__TEXTO DE LECTURA__:
——————————

Bueno, en realidad, yo he tenido problemas con él.
-¿Qué le pasó?, ¿le hizo alguna letra suya?
-Sí, desgraciadamente le puso música a una milonga, pero de milonga no tiene
nada.
-Cuénteme de su infancia.
-Bueno -dijo, y quedó pensativo-. Recuerdo mis largos veraneos de entonces.
Algunos en la quinta de mi tío Francisco Haedo en Montevideo en el Paso del Molino, en la
calle Lucas Obes, sobre un arroyo que se llamaba Quitacalzones. Mis veraneos en las
estancias. Cuando chico era bastante jinete, bueno como todo el mundo.
-Como todo el mundo que pertenece a su clase.
-¿Ser jinete?
-Seguro, los chicos no son jinetes salvo que sean del campo o de clase alta. Los
chicos de la ciudad juegan al fútbol.
-Eso es verdad, pero cuando yo era chico la palabra fútbol era desconocida salvo
en los colegios ingleses. En cambio a casi todo el mundo le gustaban las riñas de gallos.
-¿Veía, de niño, riñas de gallo?
-Niños y mujeres no iban a las riñas. Vi más tarde.

——————————

__MATERIAL PROPORCIONADO__:
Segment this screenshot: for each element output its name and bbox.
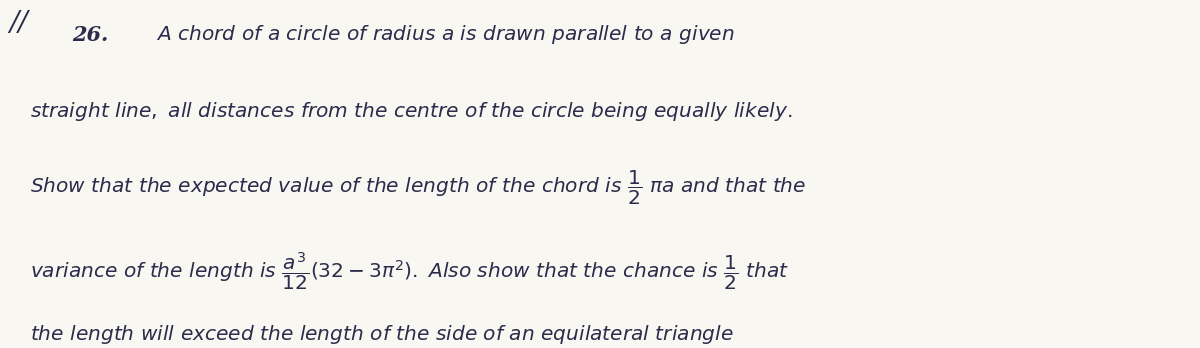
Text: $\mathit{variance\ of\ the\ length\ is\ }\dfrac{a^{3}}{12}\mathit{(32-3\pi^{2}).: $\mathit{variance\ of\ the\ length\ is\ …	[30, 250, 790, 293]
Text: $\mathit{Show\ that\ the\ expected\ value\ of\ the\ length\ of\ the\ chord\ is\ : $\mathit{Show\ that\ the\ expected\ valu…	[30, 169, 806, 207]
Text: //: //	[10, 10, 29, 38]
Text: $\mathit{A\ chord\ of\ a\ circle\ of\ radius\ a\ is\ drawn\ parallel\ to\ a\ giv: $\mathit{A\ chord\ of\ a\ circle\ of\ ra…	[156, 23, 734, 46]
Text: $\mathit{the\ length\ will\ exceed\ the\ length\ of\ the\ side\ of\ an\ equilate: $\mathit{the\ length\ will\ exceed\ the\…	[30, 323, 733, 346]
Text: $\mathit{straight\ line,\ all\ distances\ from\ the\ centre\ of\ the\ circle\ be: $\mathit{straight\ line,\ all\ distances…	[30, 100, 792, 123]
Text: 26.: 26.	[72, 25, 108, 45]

——————————

__TAREAS__:
1 – Según la entrevista, ¿en qué calle estaba la quinta del tío Francisco Haedo?
2 – Enumera todos los nombres propios de lugares que aparecen en la entrevista.
3 – Continúa la entrevista a partir de la última respuesta.
No hace falta consultar el material para resolver nada de esto.

__RESPUESTAS__:
1 – En la calle Lucas Obes.

2 – Montevideo, Paso del Molino, la calle Lucas Obes y el arroyo Quitacalzones.

3 –
Mientras habla se pellizca las manos, se aprieta los dedos en un gesto que repite
interminable, inevitablemente. Son los gestos que corresponderían a un nervioso. Sin
embargo están realizados con una tal lentitud y hay tanta desconexión entre ellos y la
expresión serena, un poco ajena a todo, de su rostro, que manos y rostro parecen
pertenecer a personas diferentes.
-¡Qué manos tan chicas tiene! -dije acercando las mías. Con un gesto
sobresaltado retiró las suyas.
-Sí. sí... chicas. Y de golpe:
-Me gusta el campo.
-¿Recuerda con placer, verdad?
-Sí. Me gustaba nadar. Aprendí en el arroyo Ramallo. Mis recuerdos ... bueno,
tengo esos recuerdos comunes a todo chico. Las vacaciones en el campo, los peones.
-¿Estaba con ellos, escuchaba sus conversaciones?
-Los peones son muy parcos. Posiblemente porque se sienten distintos -dijo, y
quedó pensando.
-Era un niño feliz.
-Si, tal vez. El otro recuerdo importante para mí es la biblioteca de mi padre.
Una gran biblioteca con una mayoría de libros ingleses porque su madre era inglesa. El me
dejaba leer cualquier cosa.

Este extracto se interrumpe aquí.